§ Written task
Read the entries below and pull out each line with the string "plus".

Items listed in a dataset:
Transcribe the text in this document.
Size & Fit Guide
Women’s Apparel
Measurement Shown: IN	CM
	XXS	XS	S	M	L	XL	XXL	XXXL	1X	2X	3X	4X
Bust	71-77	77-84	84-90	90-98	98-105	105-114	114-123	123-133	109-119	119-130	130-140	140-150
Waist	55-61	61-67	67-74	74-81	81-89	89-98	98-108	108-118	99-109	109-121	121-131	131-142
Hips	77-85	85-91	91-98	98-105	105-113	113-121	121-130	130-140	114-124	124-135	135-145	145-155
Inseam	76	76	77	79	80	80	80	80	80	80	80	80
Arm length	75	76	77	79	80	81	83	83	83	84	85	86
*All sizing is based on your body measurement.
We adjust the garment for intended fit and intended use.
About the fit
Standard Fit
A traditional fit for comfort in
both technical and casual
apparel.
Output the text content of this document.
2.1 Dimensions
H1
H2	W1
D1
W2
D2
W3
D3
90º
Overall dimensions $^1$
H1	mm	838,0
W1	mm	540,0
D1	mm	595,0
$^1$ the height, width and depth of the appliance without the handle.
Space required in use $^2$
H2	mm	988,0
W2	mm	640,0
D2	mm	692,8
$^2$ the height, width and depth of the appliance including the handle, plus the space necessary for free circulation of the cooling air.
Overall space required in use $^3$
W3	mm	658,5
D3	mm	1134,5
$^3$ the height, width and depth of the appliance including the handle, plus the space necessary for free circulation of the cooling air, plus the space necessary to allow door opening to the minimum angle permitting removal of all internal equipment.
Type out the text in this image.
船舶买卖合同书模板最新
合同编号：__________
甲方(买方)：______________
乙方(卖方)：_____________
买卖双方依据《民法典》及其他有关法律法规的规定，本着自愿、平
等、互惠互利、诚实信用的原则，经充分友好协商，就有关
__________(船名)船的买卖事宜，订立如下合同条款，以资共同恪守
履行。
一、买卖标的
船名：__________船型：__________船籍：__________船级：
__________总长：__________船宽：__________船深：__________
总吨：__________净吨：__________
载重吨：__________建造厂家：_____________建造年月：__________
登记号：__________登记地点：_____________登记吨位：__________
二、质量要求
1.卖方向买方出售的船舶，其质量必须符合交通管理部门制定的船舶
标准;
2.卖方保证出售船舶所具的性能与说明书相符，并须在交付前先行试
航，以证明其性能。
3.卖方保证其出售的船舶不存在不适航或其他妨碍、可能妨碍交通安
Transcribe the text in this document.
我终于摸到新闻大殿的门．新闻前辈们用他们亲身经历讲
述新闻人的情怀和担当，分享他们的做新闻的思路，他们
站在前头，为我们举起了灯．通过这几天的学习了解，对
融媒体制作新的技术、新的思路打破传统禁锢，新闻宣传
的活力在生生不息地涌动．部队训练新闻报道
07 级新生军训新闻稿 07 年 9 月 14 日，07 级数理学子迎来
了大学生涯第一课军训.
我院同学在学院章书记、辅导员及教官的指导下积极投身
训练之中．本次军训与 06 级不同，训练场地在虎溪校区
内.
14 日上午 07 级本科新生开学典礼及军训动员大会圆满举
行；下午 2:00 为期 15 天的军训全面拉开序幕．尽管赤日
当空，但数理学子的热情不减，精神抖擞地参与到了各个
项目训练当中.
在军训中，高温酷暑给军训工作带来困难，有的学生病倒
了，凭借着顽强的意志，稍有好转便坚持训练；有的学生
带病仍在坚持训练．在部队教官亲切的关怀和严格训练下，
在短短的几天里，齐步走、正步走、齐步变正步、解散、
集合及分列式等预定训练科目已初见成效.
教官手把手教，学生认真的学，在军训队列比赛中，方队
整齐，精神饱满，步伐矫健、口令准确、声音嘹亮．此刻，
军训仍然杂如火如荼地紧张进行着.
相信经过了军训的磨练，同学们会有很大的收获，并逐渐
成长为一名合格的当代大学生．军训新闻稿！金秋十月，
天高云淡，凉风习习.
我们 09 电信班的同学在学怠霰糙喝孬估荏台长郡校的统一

§ The output
$^2$ the height, width and depth of the appliance including the handle, plus the space necessary for free circulation of the cooling air.
$^3$ the height, width and depth of the appliance including the handle, plus the space necessary for free circulation of the cooling air, plus the space necessary to allow door opening to the minimum angle permitting removal of all internal equipment.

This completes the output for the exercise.